» **Problem**: How many lines of the records hold the string "body"? Reply with the number alone.

══ Listed entries

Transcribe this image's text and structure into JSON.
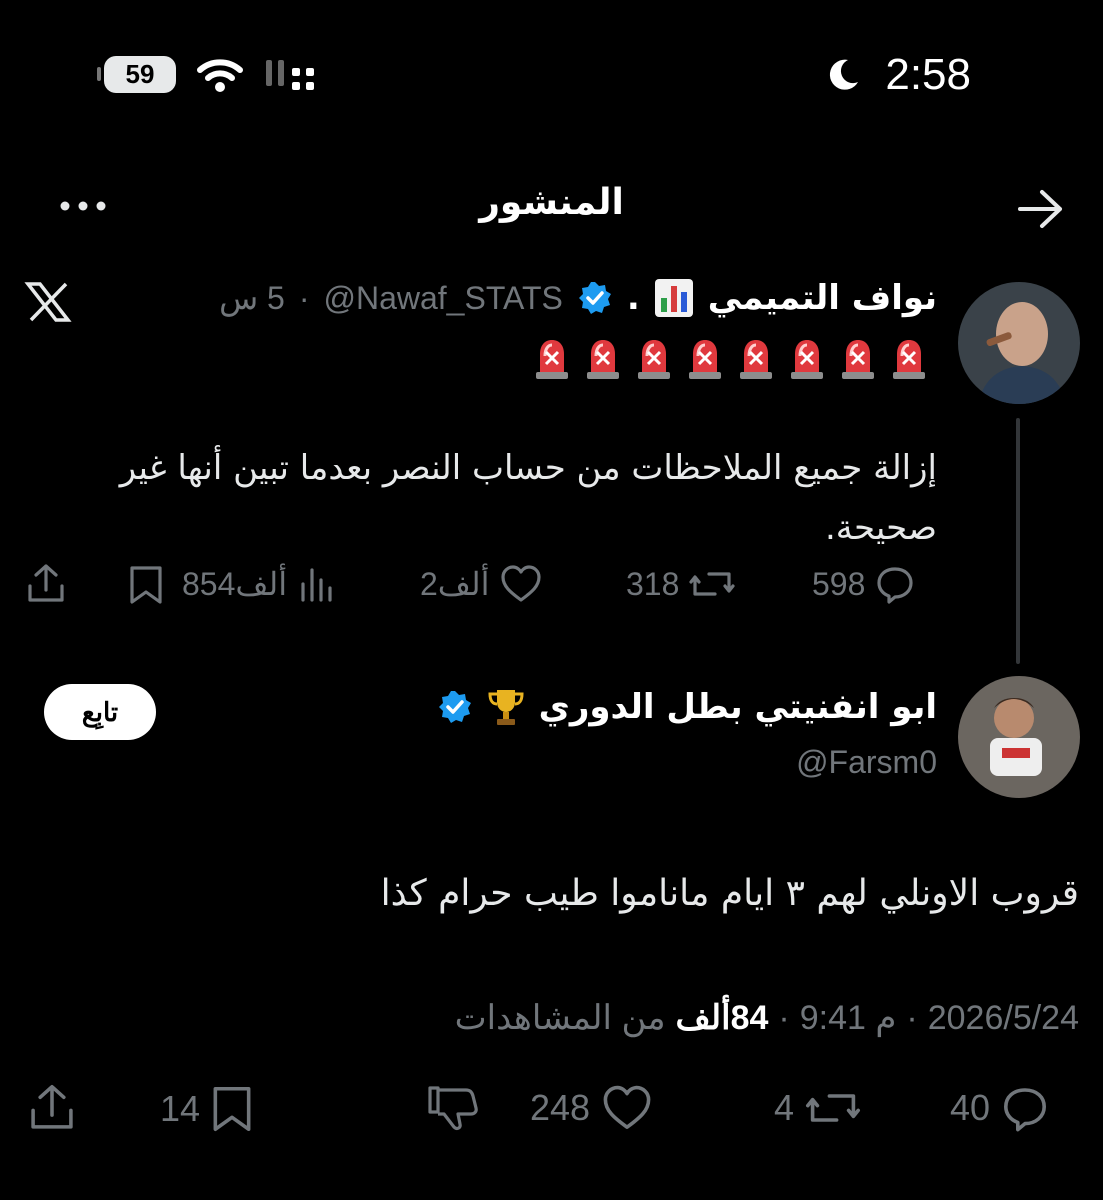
{
  "status_bar": {
    "battery": "59",
    "time": "2:58"
  },
  "header": {
    "title": "المنشور"
  },
  "quoted_post": {
    "author_name": "نواف التميمي",
    "author_suffix": ".",
    "handle": "@Nawaf_STATS",
    "time": "5 س",
    "separator": "·",
    "body": "إزالة جميع الملاحظات من حساب النصر بعدما تبين أنها غير صحيحة.",
    "metrics": {
      "replies": "598",
      "reposts": "318",
      "likes": "2ألف",
      "views": "854ألف"
    }
  },
  "reply_post": {
    "author_name": "ابو انفنيتي بطل الدوري",
    "handle": "@Farsm0",
    "follow_label": "تابِع",
    "body": "قروب الاونلي لهم ٣ ايام ماناموا طيب حرام كذا",
    "date": "2026/5/24",
    "time": "9:41 م",
    "views_count": "84ألف",
    "views_label": "من المشاهدات",
    "metrics": {
      "replies": "40",
      "reposts": "4",
      "likes": "248",
      "bookmarks": "14"
    }
  },
  "colors": {
    "background": "#000000",
    "text": "#e7e9ea",
    "muted": "#71767b",
    "verified": "#1d9bf0"
  }
}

════

» **Written reply**: 2